## READING TEXT:
* Begin *

A typical lesson is Tony playing through a tune at a reasonable speed then he breaks it down section by section. The videos are 5 to 6 minutes and there may be 3 or 4 videos for the tune. Probable a holdover from the days of slower internet. There is good camera angles on both of his hands so you can follow pretty easily. There is also tab to go along with everything. Sometimes he will give some background on the tune or talk about where he learned it, sometimes it’s just the tune. Sometimes he will focus on a particular player’s style (Earl, J.D., Bela, etc.)

I’ve worked through the beginner section and about 2/3 of the intermediate course. I think the grading is pretty accurate. I can’t comment on the advanced lessons. Maybe I can get there by 2024.

One other thing is that Tony continues to add new stuff to the site. I think it’s a deal at full price but I like to save a buck as much as the next guy so the occasional sales are appreciated!

JMills60 - Posted - 05/04/2023:  16:59:18


quote:

Originally posted by Ron Lacey

A typical lesson is Tony playing through a tune at a reasonable speed then he breaks it down section by section. The videos are 5 to 6 minutes and there may be 3 or 4 videos for the tune. Probable a holdover from the days of slower internet. There is good camera angles on both of his hands so you can follow pretty easily. There is also tab to go along with everything. Sometimes he will give some background on the tune or talk about where he learned it, sometimes it’s just the tune. Sometimes he will focus on a particular player’s style (Earl, J.D., Bela, etc.)

* End *

In the forum post about Tony's lessons, how long are the videos? Rely only on the forum post for your answer.

## SUPPLIED INFORMATION:
* Begin *

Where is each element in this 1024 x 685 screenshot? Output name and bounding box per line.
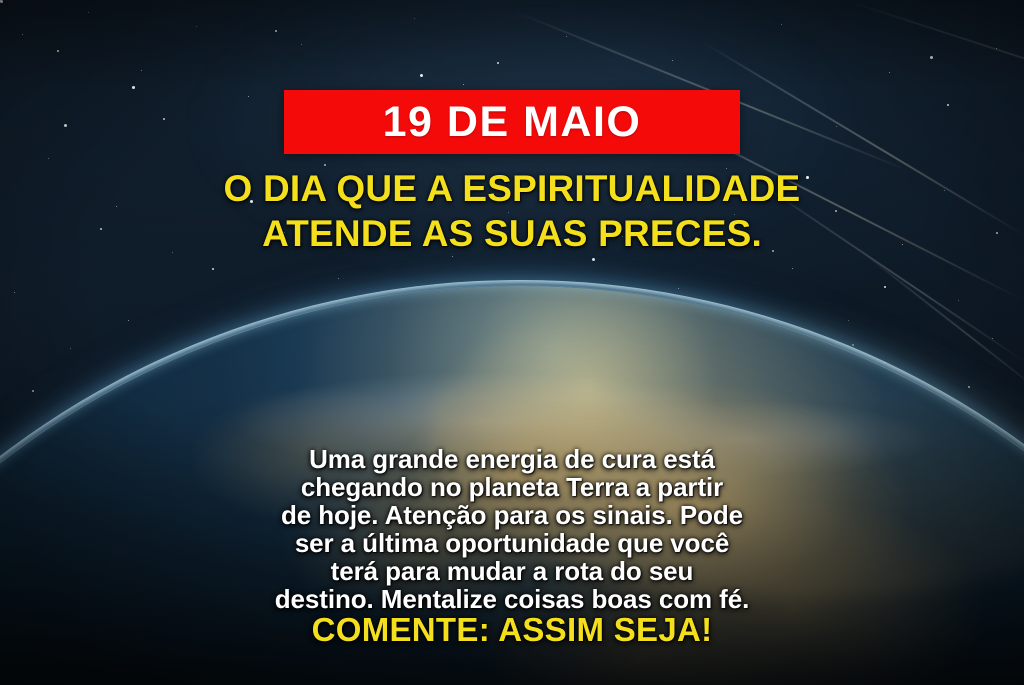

* End *

## TASK RESPONSE:
5 to 6 minutes.